◆ **Set exercise**: Read the listing below and copy out every line that holds "Rheine".

Stored data entries:
----

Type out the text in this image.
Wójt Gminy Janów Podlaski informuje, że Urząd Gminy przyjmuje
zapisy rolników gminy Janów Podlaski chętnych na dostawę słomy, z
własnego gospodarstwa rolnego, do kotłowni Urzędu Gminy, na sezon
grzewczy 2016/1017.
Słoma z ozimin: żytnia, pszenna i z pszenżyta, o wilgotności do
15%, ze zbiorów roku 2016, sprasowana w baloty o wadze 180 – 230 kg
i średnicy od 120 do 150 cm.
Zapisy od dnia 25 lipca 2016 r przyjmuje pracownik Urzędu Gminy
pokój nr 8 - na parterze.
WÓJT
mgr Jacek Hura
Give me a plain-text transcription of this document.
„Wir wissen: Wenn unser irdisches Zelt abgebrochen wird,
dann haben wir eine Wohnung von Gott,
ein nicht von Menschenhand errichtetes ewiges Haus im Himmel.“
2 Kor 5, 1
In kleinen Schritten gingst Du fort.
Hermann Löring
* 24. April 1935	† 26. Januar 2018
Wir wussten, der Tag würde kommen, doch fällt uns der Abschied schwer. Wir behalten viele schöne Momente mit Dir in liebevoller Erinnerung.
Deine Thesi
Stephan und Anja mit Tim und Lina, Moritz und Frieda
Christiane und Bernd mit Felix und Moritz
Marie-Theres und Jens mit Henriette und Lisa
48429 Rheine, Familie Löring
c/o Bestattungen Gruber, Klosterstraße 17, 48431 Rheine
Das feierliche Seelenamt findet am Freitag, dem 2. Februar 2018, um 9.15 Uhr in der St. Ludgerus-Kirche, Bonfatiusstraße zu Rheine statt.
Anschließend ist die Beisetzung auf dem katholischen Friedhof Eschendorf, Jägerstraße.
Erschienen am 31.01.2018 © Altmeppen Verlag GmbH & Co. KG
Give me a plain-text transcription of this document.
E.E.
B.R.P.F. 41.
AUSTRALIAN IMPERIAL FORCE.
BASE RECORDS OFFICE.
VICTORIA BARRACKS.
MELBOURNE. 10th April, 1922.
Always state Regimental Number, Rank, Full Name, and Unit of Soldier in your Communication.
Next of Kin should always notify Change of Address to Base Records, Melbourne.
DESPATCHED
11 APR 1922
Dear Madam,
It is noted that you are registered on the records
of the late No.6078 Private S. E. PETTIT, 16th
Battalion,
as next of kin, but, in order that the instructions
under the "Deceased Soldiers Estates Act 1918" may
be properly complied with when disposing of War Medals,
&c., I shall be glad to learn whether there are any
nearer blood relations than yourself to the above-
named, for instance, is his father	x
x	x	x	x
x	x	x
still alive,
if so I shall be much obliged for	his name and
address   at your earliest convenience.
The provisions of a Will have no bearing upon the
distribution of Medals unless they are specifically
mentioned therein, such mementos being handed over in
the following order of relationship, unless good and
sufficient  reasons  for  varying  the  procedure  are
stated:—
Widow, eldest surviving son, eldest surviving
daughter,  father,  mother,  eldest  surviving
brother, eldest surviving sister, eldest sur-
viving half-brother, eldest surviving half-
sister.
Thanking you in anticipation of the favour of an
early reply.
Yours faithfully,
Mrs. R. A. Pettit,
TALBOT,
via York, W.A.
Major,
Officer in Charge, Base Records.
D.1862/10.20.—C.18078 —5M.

----

◆ **Finished exercise**:
48429 Rheine, Familie Löring
c/o Bestattungen Gruber, Klosterstraße 17, 48431 Rheine
Das feierliche Seelenamt findet am Freitag, dem 2. Februar 2018, um 9.15 Uhr in der St. Ludgerus-Kirche, Bonfatiusstraße zu Rheine statt.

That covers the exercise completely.